YOUR OBJECTIVE: Keep only the lines where "with" appears.

INFORMATION SUPPLIED:
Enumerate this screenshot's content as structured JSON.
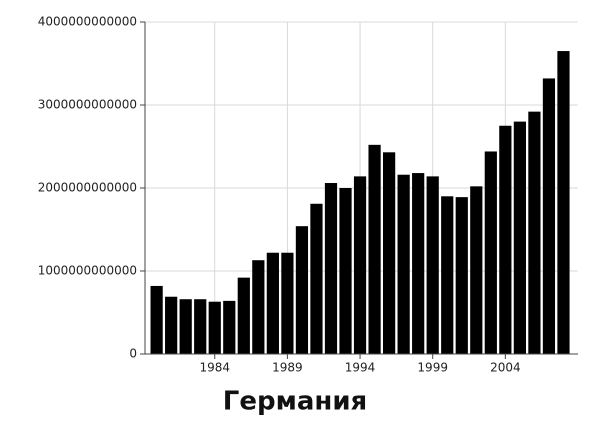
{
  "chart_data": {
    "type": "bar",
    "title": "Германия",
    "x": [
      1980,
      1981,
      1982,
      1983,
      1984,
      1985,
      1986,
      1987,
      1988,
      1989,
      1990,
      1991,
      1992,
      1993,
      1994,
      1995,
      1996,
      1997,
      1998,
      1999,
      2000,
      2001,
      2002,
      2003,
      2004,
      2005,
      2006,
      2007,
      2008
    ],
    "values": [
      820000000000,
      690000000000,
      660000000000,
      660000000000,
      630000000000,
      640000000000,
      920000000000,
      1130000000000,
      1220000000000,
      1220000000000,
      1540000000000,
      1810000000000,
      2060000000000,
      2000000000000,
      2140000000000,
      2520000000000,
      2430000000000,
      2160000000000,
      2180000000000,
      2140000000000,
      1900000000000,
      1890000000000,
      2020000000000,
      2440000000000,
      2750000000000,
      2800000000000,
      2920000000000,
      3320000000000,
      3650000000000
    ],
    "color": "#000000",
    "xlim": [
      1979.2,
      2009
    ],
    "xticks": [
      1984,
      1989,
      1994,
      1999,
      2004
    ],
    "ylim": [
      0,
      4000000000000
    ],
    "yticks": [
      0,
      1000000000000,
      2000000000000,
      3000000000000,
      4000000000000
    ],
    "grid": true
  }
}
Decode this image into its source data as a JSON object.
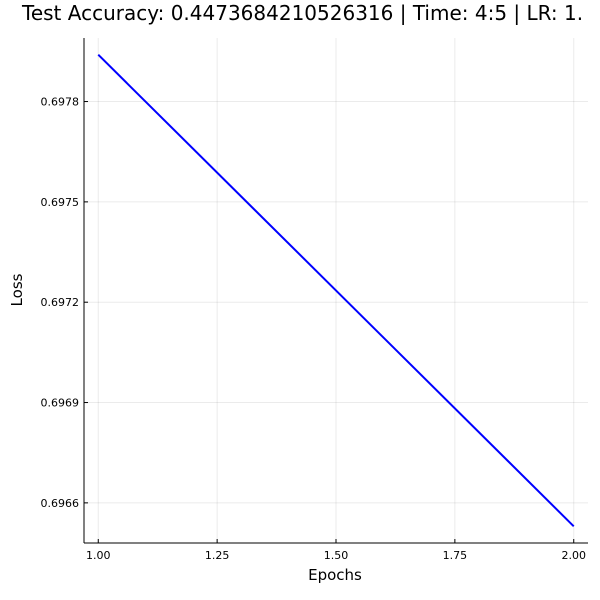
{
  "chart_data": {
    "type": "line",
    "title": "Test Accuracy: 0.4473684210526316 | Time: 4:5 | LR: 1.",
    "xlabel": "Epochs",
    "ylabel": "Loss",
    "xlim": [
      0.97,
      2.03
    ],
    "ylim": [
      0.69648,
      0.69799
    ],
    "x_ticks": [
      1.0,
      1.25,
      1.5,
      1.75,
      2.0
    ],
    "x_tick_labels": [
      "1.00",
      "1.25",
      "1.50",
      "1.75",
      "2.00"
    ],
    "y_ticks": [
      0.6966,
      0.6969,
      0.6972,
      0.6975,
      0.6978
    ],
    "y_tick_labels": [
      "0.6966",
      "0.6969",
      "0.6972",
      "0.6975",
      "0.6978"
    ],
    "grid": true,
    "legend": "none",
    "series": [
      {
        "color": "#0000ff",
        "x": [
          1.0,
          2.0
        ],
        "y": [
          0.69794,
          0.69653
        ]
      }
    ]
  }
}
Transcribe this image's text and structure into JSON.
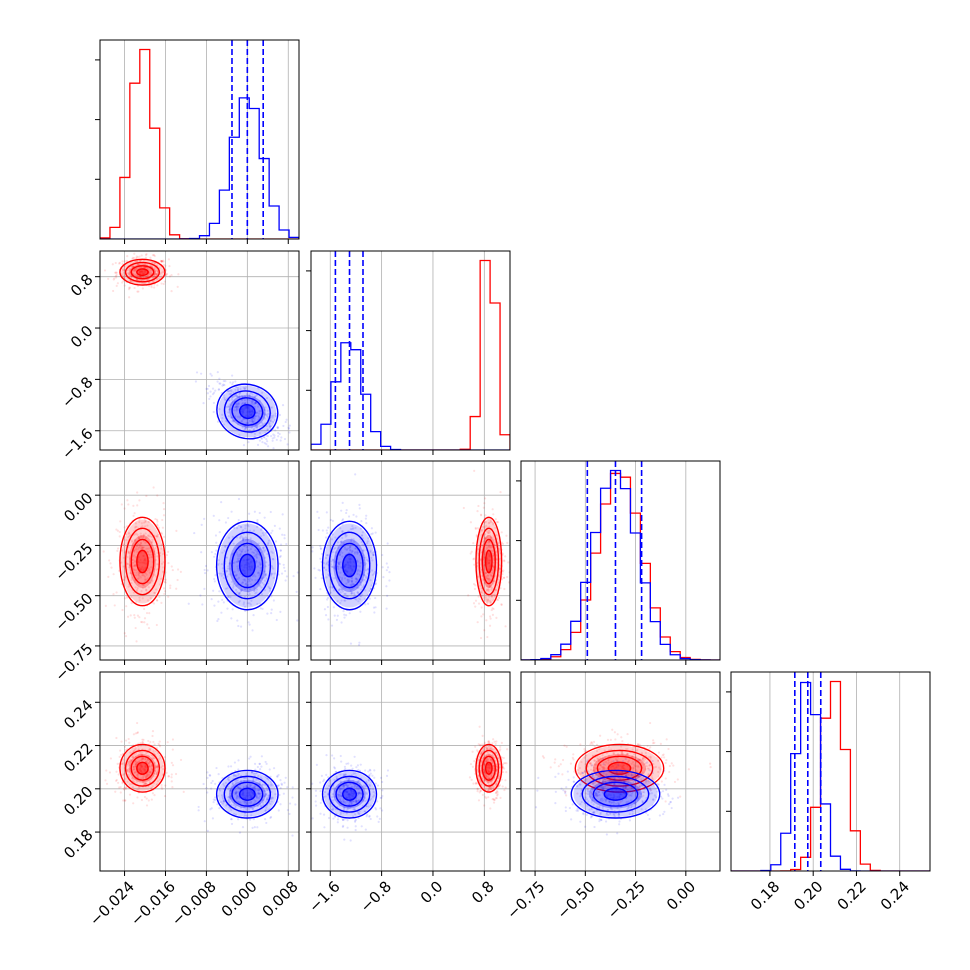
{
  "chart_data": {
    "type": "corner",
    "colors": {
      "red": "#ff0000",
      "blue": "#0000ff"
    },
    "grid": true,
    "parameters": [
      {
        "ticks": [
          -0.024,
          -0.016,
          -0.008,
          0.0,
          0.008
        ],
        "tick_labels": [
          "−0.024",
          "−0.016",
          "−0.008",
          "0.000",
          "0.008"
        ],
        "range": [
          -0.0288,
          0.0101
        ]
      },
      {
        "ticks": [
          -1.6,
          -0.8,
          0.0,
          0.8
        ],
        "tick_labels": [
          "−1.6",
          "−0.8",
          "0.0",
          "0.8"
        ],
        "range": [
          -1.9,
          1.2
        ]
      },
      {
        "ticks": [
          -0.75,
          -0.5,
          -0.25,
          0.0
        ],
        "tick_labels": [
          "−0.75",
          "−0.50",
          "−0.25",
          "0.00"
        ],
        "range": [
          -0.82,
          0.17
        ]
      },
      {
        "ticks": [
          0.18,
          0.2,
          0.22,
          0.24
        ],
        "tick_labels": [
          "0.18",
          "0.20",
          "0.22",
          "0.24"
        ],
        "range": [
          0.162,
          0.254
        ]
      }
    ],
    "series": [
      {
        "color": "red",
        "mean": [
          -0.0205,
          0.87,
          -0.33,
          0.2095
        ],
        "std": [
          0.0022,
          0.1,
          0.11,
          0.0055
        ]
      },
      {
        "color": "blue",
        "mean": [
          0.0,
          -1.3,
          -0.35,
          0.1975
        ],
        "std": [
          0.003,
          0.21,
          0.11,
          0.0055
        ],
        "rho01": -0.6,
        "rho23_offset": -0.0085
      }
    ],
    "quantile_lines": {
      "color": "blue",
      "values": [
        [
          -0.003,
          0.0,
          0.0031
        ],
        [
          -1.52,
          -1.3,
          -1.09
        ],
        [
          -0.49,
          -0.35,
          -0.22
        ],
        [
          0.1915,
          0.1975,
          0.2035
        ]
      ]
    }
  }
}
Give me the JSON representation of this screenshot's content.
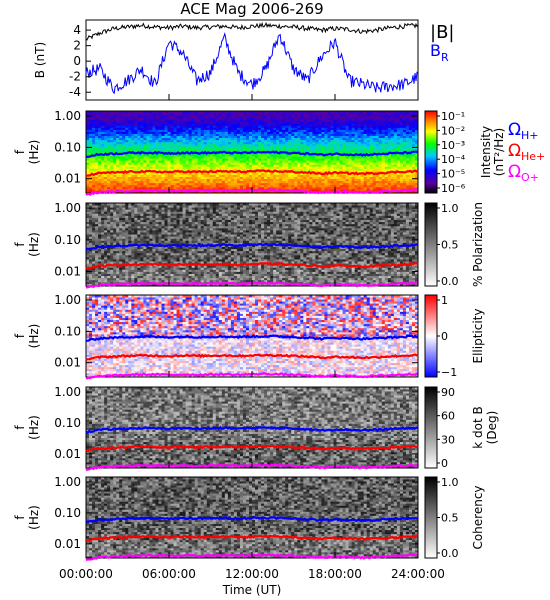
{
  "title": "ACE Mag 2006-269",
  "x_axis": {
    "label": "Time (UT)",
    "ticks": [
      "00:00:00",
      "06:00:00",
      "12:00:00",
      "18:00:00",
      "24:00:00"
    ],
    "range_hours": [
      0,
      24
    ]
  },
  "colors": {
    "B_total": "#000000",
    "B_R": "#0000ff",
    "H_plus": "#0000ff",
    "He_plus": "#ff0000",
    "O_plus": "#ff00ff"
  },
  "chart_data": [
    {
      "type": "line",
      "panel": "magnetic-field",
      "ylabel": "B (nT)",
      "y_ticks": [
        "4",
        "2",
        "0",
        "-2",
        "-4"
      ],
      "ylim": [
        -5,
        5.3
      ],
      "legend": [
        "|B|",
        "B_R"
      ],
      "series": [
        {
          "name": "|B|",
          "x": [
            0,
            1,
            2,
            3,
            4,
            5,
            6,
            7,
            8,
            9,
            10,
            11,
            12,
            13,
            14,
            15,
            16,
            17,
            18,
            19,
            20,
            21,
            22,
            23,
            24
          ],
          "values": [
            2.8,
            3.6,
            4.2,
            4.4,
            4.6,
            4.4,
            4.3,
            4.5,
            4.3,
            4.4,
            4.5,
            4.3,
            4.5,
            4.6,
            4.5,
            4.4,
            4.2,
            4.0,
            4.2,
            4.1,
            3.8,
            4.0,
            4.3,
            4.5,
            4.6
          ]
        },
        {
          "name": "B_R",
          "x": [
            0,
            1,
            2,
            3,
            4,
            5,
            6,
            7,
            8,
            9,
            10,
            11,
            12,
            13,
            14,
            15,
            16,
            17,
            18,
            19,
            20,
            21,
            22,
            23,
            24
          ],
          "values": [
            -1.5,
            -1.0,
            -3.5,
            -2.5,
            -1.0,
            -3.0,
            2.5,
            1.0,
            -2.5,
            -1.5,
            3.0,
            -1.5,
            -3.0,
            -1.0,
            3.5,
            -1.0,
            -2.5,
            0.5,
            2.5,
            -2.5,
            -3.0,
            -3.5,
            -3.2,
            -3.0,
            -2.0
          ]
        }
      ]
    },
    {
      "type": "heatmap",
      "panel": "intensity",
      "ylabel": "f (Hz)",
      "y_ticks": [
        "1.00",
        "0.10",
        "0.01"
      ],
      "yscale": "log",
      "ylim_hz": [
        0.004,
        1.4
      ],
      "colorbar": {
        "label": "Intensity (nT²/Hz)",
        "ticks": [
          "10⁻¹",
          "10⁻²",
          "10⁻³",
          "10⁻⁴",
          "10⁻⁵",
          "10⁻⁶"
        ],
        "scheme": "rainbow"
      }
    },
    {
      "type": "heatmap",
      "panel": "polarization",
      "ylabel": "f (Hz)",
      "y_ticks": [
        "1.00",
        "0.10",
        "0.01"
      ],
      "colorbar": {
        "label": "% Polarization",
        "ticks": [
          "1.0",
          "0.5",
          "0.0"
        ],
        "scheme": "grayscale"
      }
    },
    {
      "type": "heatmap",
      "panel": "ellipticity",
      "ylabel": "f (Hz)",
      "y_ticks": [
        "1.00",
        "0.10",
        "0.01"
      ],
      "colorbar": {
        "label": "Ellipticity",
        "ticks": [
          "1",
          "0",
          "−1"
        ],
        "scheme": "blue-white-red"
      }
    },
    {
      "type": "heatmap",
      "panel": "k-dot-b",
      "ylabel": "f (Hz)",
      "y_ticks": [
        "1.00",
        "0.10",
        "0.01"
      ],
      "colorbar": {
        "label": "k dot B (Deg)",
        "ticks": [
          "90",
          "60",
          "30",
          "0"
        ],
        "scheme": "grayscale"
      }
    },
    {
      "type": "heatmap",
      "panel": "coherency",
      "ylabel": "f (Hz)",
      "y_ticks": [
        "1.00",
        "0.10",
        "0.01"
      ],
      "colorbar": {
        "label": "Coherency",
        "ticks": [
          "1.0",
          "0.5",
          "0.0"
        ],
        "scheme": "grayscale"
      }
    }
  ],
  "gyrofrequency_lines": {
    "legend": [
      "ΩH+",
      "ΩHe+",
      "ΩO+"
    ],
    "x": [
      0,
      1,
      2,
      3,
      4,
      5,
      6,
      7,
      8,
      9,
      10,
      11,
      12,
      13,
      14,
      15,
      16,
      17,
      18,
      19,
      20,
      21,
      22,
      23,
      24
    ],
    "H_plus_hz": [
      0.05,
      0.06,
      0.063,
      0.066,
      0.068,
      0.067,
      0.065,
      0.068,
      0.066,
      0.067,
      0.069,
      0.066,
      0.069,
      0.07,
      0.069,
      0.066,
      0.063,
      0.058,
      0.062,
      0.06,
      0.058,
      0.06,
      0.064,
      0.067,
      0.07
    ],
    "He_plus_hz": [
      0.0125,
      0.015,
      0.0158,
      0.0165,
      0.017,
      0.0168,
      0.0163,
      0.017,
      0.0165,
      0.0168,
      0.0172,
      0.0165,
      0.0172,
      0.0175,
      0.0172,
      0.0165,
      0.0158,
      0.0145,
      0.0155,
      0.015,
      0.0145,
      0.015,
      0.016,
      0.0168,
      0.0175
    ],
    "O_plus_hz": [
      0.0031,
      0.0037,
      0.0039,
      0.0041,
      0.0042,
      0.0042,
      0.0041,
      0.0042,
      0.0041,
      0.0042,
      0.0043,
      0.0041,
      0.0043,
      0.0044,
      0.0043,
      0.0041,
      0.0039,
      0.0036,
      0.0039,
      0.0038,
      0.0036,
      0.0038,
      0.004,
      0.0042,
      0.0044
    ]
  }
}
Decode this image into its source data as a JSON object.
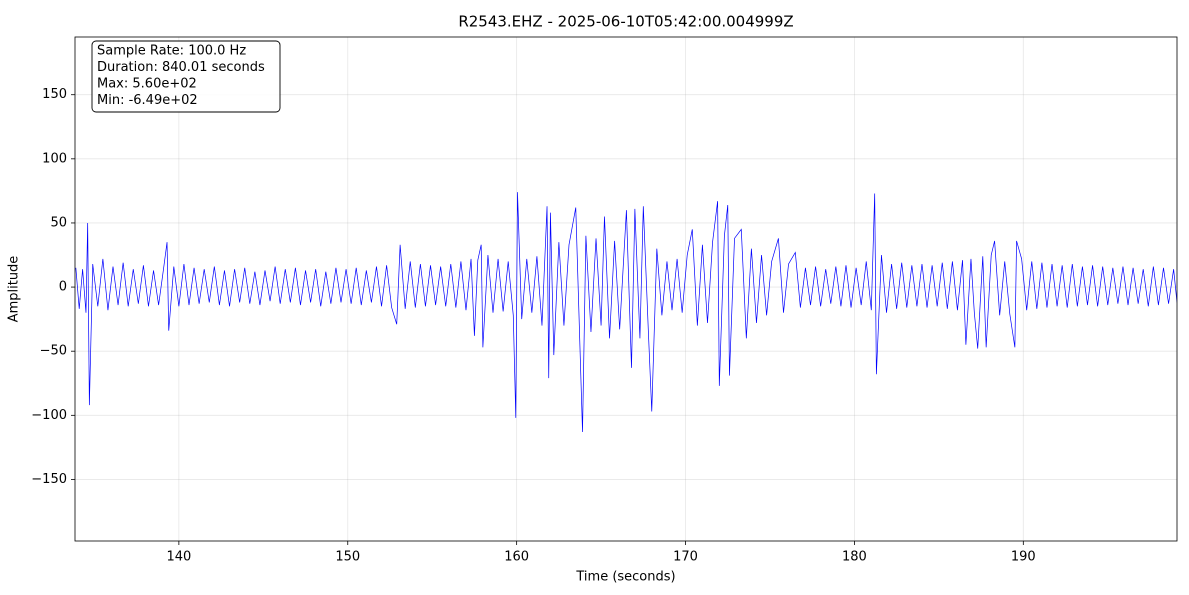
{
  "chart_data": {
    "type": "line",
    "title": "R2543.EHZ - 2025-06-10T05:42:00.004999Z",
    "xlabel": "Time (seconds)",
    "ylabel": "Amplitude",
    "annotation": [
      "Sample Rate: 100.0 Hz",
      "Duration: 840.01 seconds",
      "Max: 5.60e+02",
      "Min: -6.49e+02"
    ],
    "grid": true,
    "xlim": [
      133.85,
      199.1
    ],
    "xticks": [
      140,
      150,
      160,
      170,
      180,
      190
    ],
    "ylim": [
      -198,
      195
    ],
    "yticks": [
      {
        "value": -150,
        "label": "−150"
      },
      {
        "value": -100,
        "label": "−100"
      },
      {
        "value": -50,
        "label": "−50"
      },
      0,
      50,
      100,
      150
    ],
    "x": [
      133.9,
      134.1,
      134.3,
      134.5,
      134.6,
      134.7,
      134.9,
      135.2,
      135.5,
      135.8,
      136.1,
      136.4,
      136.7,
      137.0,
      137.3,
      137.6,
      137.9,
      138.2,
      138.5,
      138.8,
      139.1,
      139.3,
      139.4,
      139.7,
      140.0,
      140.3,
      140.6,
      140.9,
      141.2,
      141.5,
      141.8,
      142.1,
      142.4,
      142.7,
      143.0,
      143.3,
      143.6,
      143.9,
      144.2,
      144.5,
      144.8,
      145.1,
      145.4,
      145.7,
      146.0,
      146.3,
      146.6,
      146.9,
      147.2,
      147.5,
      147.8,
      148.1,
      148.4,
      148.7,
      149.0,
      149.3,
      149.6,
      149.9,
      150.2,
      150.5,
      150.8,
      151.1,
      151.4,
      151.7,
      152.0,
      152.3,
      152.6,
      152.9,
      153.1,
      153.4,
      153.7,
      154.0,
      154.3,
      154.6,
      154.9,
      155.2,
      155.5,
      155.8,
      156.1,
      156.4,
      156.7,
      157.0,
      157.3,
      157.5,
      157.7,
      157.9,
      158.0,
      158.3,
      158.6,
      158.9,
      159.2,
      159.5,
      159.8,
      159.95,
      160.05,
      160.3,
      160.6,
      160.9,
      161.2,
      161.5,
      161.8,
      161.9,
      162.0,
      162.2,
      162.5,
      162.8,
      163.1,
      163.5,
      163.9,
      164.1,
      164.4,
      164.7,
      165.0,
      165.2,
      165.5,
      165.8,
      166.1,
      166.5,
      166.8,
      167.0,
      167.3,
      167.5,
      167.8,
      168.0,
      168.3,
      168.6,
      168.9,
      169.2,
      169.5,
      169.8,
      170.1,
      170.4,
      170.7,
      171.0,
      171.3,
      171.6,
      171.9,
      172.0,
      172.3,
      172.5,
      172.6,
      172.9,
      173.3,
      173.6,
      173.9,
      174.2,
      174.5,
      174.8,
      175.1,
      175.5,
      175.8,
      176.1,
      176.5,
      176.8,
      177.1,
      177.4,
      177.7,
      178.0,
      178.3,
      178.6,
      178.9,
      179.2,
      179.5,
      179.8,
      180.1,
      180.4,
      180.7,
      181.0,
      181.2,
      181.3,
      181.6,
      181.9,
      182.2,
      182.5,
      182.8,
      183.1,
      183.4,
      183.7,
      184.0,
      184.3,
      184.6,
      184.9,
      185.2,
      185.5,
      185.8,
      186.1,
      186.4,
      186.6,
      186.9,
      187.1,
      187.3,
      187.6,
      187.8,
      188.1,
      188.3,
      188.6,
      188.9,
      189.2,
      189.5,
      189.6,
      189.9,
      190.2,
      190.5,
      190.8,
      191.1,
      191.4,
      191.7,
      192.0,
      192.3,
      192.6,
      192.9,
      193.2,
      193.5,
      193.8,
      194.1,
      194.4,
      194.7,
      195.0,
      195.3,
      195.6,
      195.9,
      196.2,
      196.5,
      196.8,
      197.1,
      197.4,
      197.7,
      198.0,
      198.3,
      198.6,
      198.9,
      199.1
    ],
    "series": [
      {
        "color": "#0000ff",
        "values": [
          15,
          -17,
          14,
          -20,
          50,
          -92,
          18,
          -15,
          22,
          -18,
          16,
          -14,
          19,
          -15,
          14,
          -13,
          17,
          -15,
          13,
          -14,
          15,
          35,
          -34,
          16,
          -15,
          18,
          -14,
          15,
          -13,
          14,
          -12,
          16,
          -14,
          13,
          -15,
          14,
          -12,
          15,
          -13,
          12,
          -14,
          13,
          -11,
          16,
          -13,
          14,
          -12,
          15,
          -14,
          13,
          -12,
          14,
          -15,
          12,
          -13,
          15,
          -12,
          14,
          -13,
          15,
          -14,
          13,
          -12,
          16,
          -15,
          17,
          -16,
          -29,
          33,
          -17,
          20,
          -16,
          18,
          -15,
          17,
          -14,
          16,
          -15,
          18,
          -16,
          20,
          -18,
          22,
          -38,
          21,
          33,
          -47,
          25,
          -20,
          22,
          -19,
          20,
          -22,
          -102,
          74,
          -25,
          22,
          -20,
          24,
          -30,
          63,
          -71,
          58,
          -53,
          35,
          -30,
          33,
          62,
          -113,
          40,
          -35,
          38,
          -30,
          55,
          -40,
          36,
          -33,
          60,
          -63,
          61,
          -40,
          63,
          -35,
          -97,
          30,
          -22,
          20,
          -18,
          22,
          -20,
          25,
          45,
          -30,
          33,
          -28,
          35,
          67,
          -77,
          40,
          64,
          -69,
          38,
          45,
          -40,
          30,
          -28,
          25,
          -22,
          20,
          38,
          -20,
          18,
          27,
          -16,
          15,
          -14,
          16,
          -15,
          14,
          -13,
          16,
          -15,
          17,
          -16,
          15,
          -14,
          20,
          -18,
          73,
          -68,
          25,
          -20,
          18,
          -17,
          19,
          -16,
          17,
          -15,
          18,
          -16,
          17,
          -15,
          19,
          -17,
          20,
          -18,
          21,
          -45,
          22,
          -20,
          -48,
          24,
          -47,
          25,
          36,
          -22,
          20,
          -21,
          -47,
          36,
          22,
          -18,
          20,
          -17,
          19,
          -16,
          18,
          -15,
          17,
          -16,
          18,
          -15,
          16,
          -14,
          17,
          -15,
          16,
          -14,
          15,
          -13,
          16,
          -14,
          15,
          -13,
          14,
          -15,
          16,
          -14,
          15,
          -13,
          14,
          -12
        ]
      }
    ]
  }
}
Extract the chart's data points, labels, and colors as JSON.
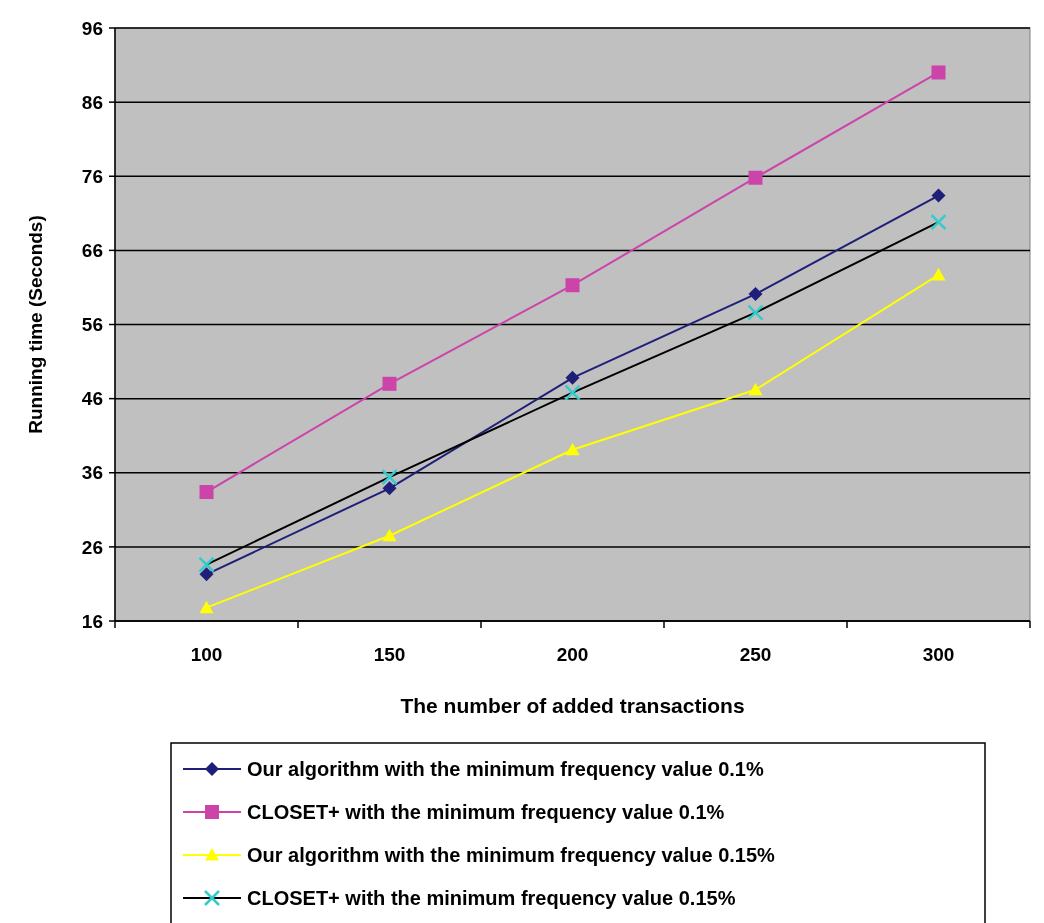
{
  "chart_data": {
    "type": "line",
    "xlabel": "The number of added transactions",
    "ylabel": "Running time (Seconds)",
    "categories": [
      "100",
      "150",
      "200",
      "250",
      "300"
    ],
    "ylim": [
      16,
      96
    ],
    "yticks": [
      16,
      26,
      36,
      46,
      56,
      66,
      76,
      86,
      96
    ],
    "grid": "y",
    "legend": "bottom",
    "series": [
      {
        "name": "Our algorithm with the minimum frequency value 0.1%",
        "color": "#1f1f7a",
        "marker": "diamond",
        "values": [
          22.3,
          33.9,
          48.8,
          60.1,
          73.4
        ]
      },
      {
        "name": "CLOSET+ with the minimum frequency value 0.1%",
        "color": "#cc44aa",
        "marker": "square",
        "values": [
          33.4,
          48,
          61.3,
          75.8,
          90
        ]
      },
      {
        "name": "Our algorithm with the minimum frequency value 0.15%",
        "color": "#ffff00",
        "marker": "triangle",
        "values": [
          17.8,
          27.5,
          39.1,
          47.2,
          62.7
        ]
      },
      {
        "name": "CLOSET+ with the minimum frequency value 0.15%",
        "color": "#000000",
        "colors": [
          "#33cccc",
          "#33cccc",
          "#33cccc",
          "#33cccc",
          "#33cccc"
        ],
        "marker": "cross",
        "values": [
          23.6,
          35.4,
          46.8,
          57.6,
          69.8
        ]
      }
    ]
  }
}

WORKED ANSWER:
        "name": "Our algorithm with the minimum frequency value 0.1%",
        "name": "CLOSET+ with the minimum frequency value 0.1%",
        "name": "Our algorithm with the minimum frequency value 0.15%",
        "name": "CLOSET+ with the minimum frequency value 0.15%",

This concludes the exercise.